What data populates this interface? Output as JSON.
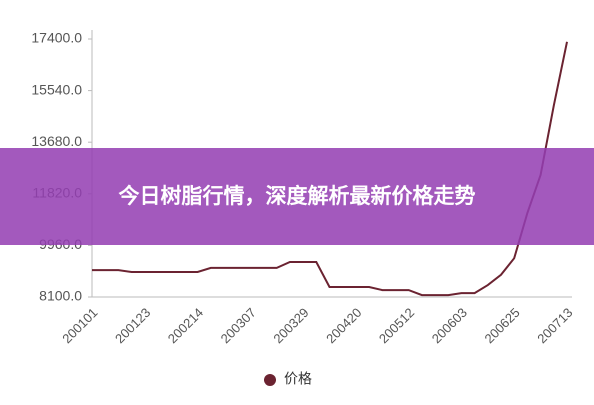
{
  "chart_data": {
    "type": "line",
    "categories": [
      "200101",
      null,
      null,
      null,
      "200123",
      null,
      null,
      null,
      "200214",
      null,
      null,
      null,
      "200307",
      null,
      null,
      null,
      "200329",
      null,
      null,
      null,
      "200420",
      null,
      null,
      null,
      "200512",
      null,
      null,
      null,
      "200603",
      null,
      null,
      null,
      "200625",
      null,
      null,
      null,
      "200713"
    ],
    "series": [
      {
        "name": "价格",
        "color": "#6b2331",
        "values": [
          9070,
          9070,
          9070,
          9000,
          9000,
          9000,
          9000,
          9000,
          9000,
          9150,
          9150,
          9150,
          9150,
          9150,
          9150,
          9360,
          9360,
          9360,
          8460,
          8460,
          8460,
          8460,
          8350,
          8350,
          8350,
          8170,
          8170,
          8170,
          8240,
          8240,
          8530,
          8900,
          9500,
          11130,
          12500,
          15000,
          17300
        ]
      }
    ],
    "ylim": [
      8100,
      17400
    ],
    "yticks": [
      {
        "value": 8100,
        "label": "8100.0"
      },
      {
        "value": 9960,
        "label": "9960.0"
      },
      {
        "value": 11820,
        "label": "11820.0"
      },
      {
        "value": 13680,
        "label": "13680.0"
      },
      {
        "value": 15540,
        "label": "15540.0"
      },
      {
        "value": 17400,
        "label": "17400.0"
      }
    ],
    "grid": false,
    "legend": "bottom"
  },
  "banner": {
    "title": "今日树脂行情，深度解析最新价格走势"
  }
}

**Problem**
Across the records above, count the lines holding "label" and reply with that number alone.

**Solution to this problem**
6